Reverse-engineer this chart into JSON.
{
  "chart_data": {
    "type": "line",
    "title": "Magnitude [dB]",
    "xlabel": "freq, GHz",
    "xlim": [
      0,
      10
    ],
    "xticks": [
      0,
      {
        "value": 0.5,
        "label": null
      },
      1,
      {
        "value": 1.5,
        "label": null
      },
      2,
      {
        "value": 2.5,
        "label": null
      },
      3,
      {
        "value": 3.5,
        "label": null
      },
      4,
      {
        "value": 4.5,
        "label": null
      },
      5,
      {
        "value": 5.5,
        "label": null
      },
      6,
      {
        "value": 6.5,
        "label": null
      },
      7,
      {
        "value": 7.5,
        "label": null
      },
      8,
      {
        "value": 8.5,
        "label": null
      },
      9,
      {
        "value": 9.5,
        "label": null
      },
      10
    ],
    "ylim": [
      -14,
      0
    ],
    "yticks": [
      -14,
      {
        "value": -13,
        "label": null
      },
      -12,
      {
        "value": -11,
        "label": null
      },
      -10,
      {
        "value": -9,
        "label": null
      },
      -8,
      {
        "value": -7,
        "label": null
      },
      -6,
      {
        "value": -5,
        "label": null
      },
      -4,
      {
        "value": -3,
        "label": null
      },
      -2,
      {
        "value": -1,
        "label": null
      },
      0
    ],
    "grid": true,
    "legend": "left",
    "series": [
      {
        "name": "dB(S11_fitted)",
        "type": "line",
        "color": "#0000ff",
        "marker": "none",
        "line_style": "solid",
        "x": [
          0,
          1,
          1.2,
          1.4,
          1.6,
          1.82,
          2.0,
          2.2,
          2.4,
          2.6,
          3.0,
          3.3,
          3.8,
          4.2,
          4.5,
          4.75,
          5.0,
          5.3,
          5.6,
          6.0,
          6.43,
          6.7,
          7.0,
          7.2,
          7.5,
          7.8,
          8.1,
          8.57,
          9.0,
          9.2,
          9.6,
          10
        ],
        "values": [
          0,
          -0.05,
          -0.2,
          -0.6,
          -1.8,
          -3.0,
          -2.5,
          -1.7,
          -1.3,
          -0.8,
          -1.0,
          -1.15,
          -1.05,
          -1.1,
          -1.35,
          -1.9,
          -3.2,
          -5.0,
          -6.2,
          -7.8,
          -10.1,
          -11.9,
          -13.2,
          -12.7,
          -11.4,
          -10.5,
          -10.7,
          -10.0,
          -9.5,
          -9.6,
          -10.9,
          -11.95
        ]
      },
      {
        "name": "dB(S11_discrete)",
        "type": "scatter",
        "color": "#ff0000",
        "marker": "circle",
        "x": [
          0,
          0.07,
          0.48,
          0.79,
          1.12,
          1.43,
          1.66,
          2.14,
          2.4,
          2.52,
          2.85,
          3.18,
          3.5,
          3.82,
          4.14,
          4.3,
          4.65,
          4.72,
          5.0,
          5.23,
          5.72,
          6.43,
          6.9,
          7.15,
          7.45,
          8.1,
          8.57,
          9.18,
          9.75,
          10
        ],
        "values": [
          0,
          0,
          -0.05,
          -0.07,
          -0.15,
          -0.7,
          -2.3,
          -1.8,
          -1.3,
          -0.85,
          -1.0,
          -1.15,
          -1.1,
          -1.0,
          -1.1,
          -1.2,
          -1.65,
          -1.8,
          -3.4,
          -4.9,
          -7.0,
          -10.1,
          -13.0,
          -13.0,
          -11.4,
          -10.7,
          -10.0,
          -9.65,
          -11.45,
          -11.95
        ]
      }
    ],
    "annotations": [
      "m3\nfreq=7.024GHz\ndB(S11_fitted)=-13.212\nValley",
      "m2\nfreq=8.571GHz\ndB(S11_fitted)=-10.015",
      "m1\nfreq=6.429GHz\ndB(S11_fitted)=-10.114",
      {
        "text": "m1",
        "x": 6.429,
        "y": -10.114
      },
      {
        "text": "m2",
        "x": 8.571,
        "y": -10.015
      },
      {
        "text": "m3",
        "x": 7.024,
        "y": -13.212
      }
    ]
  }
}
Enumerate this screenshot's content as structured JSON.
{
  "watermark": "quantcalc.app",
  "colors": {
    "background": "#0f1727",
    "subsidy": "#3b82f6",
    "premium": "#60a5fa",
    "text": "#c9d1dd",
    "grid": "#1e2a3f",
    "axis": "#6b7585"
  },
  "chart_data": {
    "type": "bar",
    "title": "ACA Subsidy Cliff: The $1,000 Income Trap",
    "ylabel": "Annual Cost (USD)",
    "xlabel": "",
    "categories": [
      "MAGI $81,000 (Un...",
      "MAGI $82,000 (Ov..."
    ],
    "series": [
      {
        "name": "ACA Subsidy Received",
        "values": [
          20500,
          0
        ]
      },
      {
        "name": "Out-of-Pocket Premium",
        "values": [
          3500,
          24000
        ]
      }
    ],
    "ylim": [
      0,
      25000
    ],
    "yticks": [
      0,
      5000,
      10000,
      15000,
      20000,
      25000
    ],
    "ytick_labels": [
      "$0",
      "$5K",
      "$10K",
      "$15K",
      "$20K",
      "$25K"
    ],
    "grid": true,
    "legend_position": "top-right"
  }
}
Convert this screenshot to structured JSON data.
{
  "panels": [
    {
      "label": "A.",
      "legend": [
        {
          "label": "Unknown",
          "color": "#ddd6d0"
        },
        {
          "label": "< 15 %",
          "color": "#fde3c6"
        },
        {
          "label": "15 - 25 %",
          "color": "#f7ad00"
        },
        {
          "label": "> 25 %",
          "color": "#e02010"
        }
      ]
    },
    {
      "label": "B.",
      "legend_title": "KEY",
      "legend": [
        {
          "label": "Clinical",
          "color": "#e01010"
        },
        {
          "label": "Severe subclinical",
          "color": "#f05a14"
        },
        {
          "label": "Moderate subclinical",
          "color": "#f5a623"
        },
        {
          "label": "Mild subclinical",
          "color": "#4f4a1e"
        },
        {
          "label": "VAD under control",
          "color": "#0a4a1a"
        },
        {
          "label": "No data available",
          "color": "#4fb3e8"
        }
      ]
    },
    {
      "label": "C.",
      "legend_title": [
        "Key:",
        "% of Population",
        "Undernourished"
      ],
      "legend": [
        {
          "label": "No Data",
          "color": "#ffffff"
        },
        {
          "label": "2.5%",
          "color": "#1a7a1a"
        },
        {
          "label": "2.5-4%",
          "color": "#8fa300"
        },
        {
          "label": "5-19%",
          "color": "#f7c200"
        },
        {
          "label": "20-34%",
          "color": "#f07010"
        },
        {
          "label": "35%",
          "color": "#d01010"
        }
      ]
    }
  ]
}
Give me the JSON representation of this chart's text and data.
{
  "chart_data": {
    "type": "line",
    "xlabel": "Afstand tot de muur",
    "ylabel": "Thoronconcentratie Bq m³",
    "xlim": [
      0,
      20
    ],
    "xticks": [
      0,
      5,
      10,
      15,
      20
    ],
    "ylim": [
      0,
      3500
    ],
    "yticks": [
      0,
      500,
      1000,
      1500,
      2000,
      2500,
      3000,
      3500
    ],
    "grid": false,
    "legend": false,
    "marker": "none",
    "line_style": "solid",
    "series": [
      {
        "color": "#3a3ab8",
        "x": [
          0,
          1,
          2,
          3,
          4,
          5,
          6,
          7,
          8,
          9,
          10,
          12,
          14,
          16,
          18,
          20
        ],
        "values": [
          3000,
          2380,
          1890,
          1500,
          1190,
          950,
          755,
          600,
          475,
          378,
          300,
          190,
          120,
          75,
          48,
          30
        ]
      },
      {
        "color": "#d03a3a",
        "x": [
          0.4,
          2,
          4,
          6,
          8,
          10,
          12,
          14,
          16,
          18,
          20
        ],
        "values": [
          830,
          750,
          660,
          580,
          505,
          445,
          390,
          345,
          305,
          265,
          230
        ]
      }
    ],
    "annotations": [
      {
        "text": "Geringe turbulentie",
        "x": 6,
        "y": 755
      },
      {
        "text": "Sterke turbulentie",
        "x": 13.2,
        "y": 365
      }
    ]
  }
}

**Challenge**
Copy each line in the data that holds the word "text".

**Solution to the exercise**
        "text": "m1",
        "text": "m2",
        "text": "m3",
    "text": "#c9d1dd",
Give me the JSON representation of this chart's text and data.
        "text": "Geringe turbulentie",
        "text": "Sterke turbulentie",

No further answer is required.